Written problem =
Can you reproduce each of the entries below word for word, with nothing added, dropped, or changed?

Records to use =
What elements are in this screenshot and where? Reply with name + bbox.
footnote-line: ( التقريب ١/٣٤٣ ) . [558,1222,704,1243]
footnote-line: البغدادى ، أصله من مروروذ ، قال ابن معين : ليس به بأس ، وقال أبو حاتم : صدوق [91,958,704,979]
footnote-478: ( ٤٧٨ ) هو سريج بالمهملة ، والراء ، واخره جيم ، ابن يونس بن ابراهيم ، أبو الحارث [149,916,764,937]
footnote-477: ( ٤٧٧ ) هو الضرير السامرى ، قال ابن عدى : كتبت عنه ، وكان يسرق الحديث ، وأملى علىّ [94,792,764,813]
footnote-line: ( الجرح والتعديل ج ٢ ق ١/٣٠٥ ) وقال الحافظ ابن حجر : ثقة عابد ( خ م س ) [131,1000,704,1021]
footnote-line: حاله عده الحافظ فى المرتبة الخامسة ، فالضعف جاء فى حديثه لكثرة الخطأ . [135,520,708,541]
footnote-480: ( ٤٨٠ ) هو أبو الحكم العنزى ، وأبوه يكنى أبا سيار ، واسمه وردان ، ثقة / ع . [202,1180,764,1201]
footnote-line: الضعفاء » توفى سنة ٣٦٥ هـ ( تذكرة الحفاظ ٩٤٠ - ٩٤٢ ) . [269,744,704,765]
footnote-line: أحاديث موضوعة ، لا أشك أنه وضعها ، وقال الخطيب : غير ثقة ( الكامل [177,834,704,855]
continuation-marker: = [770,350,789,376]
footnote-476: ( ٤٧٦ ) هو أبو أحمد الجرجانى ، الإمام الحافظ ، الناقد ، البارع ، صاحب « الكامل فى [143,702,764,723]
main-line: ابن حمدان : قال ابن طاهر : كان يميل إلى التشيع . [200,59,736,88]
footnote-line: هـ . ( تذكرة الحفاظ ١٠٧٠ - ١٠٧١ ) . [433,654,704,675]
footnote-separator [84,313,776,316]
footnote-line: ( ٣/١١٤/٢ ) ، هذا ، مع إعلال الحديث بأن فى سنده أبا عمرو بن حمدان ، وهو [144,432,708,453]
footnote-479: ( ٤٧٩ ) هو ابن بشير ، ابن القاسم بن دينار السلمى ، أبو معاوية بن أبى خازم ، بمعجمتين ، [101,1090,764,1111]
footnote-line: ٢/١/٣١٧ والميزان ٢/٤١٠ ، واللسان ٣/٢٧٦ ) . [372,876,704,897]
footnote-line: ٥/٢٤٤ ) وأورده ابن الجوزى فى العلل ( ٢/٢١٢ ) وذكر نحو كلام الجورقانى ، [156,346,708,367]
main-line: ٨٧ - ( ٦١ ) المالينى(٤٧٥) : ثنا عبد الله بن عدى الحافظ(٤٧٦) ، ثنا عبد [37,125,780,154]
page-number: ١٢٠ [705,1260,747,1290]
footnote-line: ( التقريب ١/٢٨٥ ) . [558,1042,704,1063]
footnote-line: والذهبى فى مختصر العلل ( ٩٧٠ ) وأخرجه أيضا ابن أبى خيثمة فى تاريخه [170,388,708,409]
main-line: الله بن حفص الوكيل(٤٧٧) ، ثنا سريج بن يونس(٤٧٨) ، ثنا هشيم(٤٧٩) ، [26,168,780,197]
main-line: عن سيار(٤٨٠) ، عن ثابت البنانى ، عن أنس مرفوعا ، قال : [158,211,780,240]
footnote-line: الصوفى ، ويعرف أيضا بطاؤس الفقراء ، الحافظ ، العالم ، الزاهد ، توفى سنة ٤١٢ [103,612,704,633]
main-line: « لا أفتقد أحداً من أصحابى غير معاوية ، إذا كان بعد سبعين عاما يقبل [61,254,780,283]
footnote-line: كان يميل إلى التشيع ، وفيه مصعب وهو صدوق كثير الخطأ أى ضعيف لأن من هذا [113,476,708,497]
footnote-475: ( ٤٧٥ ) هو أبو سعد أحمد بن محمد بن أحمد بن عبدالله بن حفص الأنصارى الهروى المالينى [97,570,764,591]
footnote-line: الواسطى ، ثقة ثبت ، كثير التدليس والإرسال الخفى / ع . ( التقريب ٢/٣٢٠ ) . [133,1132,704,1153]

Exercise answer =
What elements are in this screenshot and where? Reply with name + bbox.
footnote-line: ( التقريب ١/٣٤٣ ) . [558,1222,704,1243]
footnote-line: البغدادى ، أصله من مروروذ ، قال ابن معين : ليس به بأس ، وقال أبو حاتم : صدوق [91,958,704,979]
footnote-478: ( ٤٧٨ ) هو سريج بالمهملة ، والراء ، واخره جيم ، ابن يونس بن ابراهيم ، أبو الحارث [149,916,764,937]
footnote-477: ( ٤٧٧ ) هو الضرير السامرى ، قال ابن عدى : كتبت عنه ، وكان يسرق الحديث ، وأملى علىّ [94,792,764,813]
footnote-line: ( الجرح والتعديل ج ٢ ق ١/٣٠٥ ) وقال الحافظ ابن حجر : ثقة عابد ( خ م س ) [131,1000,704,1021]
footnote-line: حاله عده الحافظ فى المرتبة الخامسة ، فالضعف جاء فى حديثه لكثرة الخطأ . [135,520,708,541]
footnote-480: ( ٤٨٠ ) هو أبو الحكم العنزى ، وأبوه يكنى أبا سيار ، واسمه وردان ، ثقة / ع . [202,1180,764,1201]
footnote-line: الضعفاء » توفى سنة ٣٦٥ هـ ( تذكرة الحفاظ ٩٤٠ - ٩٤٢ ) . [269,744,704,765]
footnote-line: أحاديث موضوعة ، لا أشك أنه وضعها ، وقال الخطيب : غير ثقة ( الكامل [177,834,704,855]
continuation-marker: = [770,350,789,376]
footnote-476: ( ٤٧٦ ) هو أبو أحمد الجرجانى ، الإمام الحافظ ، الناقد ، البارع ، صاحب « الكامل فى [143,702,764,723]
main-line: ابن حمدان : قال ابن طاهر : كان يميل إلى التشيع . [200,59,736,88]
footnote-line: هـ . ( تذكرة الحفاظ ١٠٧٠ - ١٠٧١ ) . [433,654,704,675]
footnote-separator [84,313,776,316]
footnote-line: ( ٣/١١٤/٢ ) ، هذا ، مع إعلال الحديث بأن فى سنده أبا عمرو بن حمدان ، وهو [144,432,708,453]
footnote-479: ( ٤٧٩ ) هو ابن بشير ، ابن القاسم بن دينار السلمى ، أبو معاوية بن أبى خازم ، بمعجمتين ، [101,1090,764,1111]
footnote-line: ٢/١/٣١٧ والميزان ٢/٤١٠ ، واللسان ٣/٢٧٦ ) . [372,876,704,897]
footnote-line: ٥/٢٤٤ ) وأورده ابن الجوزى فى العلل ( ٢/٢١٢ ) وذكر نحو كلام الجورقانى ، [156,346,708,367]
main-line: ٨٧ - ( ٦١ ) المالينى(٤٧٥) : ثنا عبد الله بن عدى الحافظ(٤٧٦) ، ثنا عبد [37,125,780,154]
page-number: ١٢٠ [705,1260,747,1290]
footnote-line: ( التقريب ١/٢٨٥ ) . [558,1042,704,1063]
footnote-line: والذهبى فى مختصر العلل ( ٩٧٠ ) وأخرجه أيضا ابن أبى خيثمة فى تاريخه [170,388,708,409]
main-line: الله بن حفص الوكيل(٤٧٧) ، ثنا سريج بن يونس(٤٧٨) ، ثنا هشيم(٤٧٩) ، [26,168,780,197]
main-line: عن سيار(٤٨٠) ، عن ثابت البنانى ، عن أنس مرفوعا ، قال : [158,211,780,240]
footnote-line: الصوفى ، ويعرف أيضا بطاؤس الفقراء ، الحافظ ، العالم ، الزاهد ، توفى سنة ٤١٢ [103,612,704,633]
main-line: « لا أفتقد أحداً من أصحابى غير معاوية ، إذا كان بعد سبعين عاما يقبل [61,254,780,283]
footnote-line: كان يميل إلى التشيع ، وفيه مصعب وهو صدوق كثير الخطأ أى ضعيف لأن من هذا [113,476,708,497]
footnote-475: ( ٤٧٥ ) هو أبو سعد أحمد بن محمد بن أحمد بن عبدالله بن حفص الأنصارى الهروى المالينى [97,570,764,591]
footnote-line: الواسطى ، ثقة ثبت ، كثير التدليس والإرسال الخفى / ع . ( التقريب ٢/٣٢٠ ) . [133,1132,704,1153]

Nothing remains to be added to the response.